_TASK:_ The entries below should be transcribed in their entirety, exactly as written.

○ ○ ○ ○ ○ ○ ○

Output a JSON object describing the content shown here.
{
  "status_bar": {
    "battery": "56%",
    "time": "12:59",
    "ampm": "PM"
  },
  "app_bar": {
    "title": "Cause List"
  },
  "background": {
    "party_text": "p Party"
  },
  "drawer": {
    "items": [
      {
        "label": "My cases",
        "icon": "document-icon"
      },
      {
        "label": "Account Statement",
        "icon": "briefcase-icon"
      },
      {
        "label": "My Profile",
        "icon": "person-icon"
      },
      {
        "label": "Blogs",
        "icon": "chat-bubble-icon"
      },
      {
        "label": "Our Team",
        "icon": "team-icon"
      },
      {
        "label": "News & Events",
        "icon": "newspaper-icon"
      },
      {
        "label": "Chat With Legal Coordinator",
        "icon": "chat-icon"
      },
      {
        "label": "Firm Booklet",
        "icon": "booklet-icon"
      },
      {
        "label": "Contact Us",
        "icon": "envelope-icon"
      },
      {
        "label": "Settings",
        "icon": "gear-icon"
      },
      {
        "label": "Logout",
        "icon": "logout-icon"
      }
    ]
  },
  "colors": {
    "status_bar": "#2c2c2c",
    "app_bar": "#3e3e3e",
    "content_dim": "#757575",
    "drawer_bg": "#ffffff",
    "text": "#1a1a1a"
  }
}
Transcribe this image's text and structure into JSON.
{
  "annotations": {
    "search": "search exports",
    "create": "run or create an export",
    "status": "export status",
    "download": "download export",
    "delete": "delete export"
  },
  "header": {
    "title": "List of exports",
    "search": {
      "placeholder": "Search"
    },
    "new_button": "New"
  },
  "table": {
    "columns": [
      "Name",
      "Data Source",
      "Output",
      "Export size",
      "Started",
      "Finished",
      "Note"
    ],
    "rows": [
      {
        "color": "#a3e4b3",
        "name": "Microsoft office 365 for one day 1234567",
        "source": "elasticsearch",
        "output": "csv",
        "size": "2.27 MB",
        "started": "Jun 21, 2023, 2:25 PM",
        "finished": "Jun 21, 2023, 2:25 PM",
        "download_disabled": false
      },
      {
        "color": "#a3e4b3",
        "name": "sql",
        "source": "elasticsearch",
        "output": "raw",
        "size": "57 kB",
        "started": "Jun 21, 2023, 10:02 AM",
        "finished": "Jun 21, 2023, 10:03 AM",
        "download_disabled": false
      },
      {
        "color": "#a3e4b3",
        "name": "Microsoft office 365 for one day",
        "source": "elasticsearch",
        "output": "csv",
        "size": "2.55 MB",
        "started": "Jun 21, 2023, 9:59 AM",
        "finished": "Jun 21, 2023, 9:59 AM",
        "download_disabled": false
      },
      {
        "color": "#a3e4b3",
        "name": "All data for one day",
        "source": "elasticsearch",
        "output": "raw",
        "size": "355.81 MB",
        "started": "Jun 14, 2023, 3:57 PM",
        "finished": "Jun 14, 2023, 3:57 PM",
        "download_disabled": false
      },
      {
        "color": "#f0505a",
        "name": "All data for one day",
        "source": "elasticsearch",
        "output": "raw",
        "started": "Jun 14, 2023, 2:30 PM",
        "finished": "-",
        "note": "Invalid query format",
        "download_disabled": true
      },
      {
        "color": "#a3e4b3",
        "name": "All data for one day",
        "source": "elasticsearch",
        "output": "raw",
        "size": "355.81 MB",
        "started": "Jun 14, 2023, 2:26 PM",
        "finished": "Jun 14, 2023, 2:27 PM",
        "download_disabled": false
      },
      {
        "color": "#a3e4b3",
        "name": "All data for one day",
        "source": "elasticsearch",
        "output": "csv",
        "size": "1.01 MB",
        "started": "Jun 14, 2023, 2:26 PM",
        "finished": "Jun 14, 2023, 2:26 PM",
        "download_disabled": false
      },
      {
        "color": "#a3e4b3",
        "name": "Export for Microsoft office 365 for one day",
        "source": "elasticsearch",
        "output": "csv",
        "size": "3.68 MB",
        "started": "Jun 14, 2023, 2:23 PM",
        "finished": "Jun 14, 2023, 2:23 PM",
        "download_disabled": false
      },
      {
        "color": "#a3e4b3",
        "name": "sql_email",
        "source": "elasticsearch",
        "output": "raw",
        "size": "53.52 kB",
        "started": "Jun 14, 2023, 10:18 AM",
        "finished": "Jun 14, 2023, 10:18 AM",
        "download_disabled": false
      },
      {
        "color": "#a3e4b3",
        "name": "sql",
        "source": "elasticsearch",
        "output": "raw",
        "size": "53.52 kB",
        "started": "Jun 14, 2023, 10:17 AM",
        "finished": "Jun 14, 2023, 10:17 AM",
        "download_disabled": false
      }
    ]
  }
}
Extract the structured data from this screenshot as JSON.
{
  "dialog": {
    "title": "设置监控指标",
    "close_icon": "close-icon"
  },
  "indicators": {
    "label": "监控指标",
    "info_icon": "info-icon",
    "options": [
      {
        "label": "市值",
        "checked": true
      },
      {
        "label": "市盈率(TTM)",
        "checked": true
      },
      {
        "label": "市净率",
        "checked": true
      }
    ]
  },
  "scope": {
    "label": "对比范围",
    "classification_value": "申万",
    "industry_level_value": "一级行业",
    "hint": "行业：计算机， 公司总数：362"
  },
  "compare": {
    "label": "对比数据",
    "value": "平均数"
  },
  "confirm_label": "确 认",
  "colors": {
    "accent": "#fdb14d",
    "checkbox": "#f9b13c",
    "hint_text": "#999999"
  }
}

○ ○ ○ ○ ○ ○ ○

_TASK RESULT:_
Output a JSON object describing the content shown here.
{
  "status_bar": {
    "battery": "56%",
    "time": "12:59",
    "ampm": "PM"
  },
  "app_bar": {
    "title": "Cause List"
  },
  "background": {
    "party_text": "p Party"
  },
  "drawer": {
    "items": [
      {
        "label": "My cases",
        "icon": "document-icon"
      },
      {
        "label": "Account Statement",
        "icon": "briefcase-icon"
      },
      {
        "label": "My Profile",
        "icon": "person-icon"
      },
      {
        "label": "Blogs",
        "icon": "chat-bubble-icon"
      },
      {
        "label": "Our Team",
        "icon": "team-icon"
      },
      {
        "label": "News & Events",
        "icon": "newspaper-icon"
      },
      {
        "label": "Chat With Legal Coordinator",
        "icon": "chat-icon"
      },
      {
        "label": "Firm Booklet",
        "icon": "booklet-icon"
      },
      {
        "label": "Contact Us",
        "icon": "envelope-icon"
      },
      {
        "label": "Settings",
        "icon": "gear-icon"
      },
      {
        "label": "Logout",
        "icon": "logout-icon"
      }
    ]
  },
  "colors": {
    "status_bar": "#2c2c2c",
    "app_bar": "#3e3e3e",
    "content_dim": "#757575",
    "drawer_bg": "#ffffff",
    "text": "#1a1a1a"
  }
}
Transcribe this image's text and structure into JSON.
{
  "annotations": {
    "search": "search exports",
    "create": "run or create an export",
    "status": "export status",
    "download": "download export",
    "delete": "delete export"
  },
  "header": {
    "title": "List of exports",
    "search": {
      "placeholder": "Search"
    },
    "new_button": "New"
  },
  "table": {
    "columns": [
      "Name",
      "Data Source",
      "Output",
      "Export size",
      "Started",
      "Finished",
      "Note"
    ],
    "rows": [
      {
        "color": "#a3e4b3",
        "name": "Microsoft office 365 for one day 1234567",
        "source": "elasticsearch",
        "output": "csv",
        "size": "2.27 MB",
        "started": "Jun 21, 2023, 2:25 PM",
        "finished": "Jun 21, 2023, 2:25 PM",
        "download_disabled": false
      },
      {
        "color": "#a3e4b3",
        "name": "sql",
        "source": "elasticsearch",
        "output": "raw",
        "size": "57 kB",
        "started": "Jun 21, 2023, 10:02 AM",
        "finished": "Jun 21, 2023, 10:03 AM",
        "download_disabled": false
      },
      {
        "color": "#a3e4b3",
        "name": "Microsoft office 365 for one day",
        "source": "elasticsearch",
        "output": "csv",
        "size": "2.55 MB",
        "started": "Jun 21, 2023, 9:59 AM",
        "finished": "Jun 21, 2023, 9:59 AM",
        "download_disabled": false
      },
      {
        "color": "#a3e4b3",
        "name": "All data for one day",
        "source": "elasticsearch",
        "output": "raw",
        "size": "355.81 MB",
        "started": "Jun 14, 2023, 3:57 PM",
        "finished": "Jun 14, 2023, 3:57 PM",
        "download_disabled": false
      },
      {
        "color": "#f0505a",
        "name": "All data for one day",
        "source": "elasticsearch",
        "output": "raw",
        "started": "Jun 14, 2023, 2:30 PM",
        "finished": "-",
        "note": "Invalid query format",
        "download_disabled": true
      },
      {
        "color": "#a3e4b3",
        "name": "All data for one day",
        "source": "elasticsearch",
        "output": "raw",
        "size": "355.81 MB",
        "started": "Jun 14, 2023, 2:26 PM",
        "finished": "Jun 14, 2023, 2:27 PM",
        "download_disabled": false
      },
      {
        "color": "#a3e4b3",
        "name": "All data for one day",
        "source": "elasticsearch",
        "output": "csv",
        "size": "1.01 MB",
        "started": "Jun 14, 2023, 2:26 PM",
        "finished": "Jun 14, 2023, 2:26 PM",
        "download_disabled": false
      },
      {
        "color": "#a3e4b3",
        "name": "Export for Microsoft office 365 for one day",
        "source": "elasticsearch",
        "output": "csv",
        "size": "3.68 MB",
        "started": "Jun 14, 2023, 2:23 PM",
        "finished": "Jun 14, 2023, 2:23 PM",
        "download_disabled": false
      },
      {
        "color": "#a3e4b3",
        "name": "sql_email",
        "source": "elasticsearch",
        "output": "raw",
        "size": "53.52 kB",
        "started": "Jun 14, 2023, 10:18 AM",
        "finished": "Jun 14, 2023, 10:18 AM",
        "download_disabled": false
      },
      {
        "color": "#a3e4b3",
        "name": "sql",
        "source": "elasticsearch",
        "output": "raw",
        "size": "53.52 kB",
        "started": "Jun 14, 2023, 10:17 AM",
        "finished": "Jun 14, 2023, 10:17 AM",
        "download_disabled": false
      }
    ]
  }
}
Extract the structured data from this screenshot as JSON.
{
  "dialog": {
    "title": "设置监控指标",
    "close_icon": "close-icon"
  },
  "indicators": {
    "label": "监控指标",
    "info_icon": "info-icon",
    "options": [
      {
        "label": "市值",
        "checked": true
      },
      {
        "label": "市盈率(TTM)",
        "checked": true
      },
      {
        "label": "市净率",
        "checked": true
      }
    ]
  },
  "scope": {
    "label": "对比范围",
    "classification_value": "申万",
    "industry_level_value": "一级行业",
    "hint": "行业：计算机， 公司总数：362"
  },
  "compare": {
    "label": "对比数据",
    "value": "平均数"
  },
  "confirm_label": "确 认",
  "colors": {
    "accent": "#fdb14d",
    "checkbox": "#f9b13c",
    "hint_text": "#999999"
  }
}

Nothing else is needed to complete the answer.